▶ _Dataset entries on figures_

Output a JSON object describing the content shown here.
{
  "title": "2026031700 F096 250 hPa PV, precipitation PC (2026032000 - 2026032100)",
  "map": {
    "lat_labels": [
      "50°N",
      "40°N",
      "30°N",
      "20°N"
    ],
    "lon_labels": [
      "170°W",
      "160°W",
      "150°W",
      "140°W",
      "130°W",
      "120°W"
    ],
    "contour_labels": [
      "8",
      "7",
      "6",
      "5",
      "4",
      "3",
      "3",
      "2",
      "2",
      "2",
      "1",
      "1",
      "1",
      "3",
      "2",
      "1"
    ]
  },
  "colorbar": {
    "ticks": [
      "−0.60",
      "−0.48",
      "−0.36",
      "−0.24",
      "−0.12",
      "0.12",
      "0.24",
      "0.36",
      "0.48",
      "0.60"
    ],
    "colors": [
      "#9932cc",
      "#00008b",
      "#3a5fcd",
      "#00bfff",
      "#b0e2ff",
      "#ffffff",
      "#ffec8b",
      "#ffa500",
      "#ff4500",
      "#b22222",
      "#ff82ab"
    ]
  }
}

...

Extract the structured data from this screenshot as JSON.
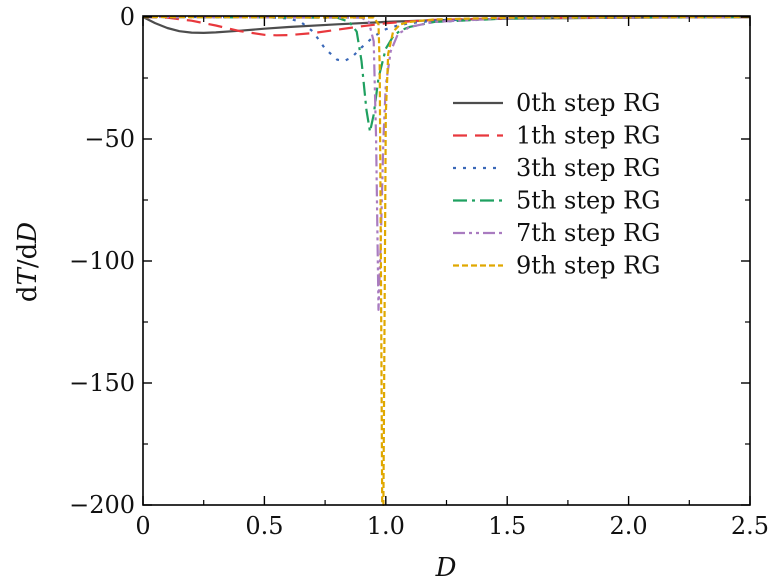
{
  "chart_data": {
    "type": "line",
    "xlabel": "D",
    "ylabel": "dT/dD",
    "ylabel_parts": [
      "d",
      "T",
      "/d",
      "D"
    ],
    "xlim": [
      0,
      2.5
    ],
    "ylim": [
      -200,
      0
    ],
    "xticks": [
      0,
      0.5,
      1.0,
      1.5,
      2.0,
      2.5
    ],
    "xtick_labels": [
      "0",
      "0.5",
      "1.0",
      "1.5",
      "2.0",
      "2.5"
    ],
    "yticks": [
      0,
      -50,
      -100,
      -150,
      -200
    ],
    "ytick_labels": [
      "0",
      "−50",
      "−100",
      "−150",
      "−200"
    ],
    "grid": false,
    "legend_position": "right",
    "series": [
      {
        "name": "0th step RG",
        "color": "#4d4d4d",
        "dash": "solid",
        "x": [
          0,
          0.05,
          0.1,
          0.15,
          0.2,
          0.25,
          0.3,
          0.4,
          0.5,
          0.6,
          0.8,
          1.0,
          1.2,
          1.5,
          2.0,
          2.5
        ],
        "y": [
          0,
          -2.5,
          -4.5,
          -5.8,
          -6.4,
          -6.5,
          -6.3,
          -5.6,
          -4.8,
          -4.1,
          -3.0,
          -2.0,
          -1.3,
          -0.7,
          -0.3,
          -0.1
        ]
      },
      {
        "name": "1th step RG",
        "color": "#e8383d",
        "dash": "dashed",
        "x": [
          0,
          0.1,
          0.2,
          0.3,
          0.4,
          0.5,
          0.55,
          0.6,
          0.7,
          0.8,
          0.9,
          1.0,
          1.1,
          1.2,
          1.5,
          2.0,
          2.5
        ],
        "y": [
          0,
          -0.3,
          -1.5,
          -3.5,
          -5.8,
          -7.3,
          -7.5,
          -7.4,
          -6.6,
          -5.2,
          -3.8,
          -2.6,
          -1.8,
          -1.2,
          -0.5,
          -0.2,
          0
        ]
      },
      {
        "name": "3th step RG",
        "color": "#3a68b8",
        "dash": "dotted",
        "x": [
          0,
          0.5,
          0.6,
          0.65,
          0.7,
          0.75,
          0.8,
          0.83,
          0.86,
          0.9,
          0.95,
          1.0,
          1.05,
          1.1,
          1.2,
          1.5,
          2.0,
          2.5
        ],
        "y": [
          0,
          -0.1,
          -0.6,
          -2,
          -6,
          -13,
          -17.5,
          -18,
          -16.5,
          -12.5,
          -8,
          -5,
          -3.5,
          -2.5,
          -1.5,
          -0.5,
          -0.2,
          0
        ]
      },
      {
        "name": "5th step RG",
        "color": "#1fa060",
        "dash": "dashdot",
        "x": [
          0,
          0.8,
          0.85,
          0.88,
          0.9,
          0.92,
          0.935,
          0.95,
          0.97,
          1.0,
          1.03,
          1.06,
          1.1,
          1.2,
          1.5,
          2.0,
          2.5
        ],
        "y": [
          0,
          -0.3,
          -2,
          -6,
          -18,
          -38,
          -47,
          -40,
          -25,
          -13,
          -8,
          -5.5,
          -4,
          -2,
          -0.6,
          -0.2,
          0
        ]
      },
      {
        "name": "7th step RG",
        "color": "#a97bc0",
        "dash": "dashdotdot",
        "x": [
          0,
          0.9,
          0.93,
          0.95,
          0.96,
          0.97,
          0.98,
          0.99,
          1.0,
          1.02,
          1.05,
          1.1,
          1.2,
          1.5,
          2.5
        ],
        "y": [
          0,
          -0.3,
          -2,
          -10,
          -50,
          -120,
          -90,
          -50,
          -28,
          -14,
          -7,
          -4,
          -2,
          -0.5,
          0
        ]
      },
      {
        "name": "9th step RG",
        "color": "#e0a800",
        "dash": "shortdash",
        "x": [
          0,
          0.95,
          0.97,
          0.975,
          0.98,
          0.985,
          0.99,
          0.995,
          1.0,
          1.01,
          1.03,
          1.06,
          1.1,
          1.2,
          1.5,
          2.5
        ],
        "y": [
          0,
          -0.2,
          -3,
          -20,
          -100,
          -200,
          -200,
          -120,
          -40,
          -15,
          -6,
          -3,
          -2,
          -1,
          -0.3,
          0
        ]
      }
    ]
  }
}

▶ _WHAT TO PRODUCE_
Among the lines of the material above, how many include the string "dash"? Report only that number.

▶ _RESULT OF THE TASK_
6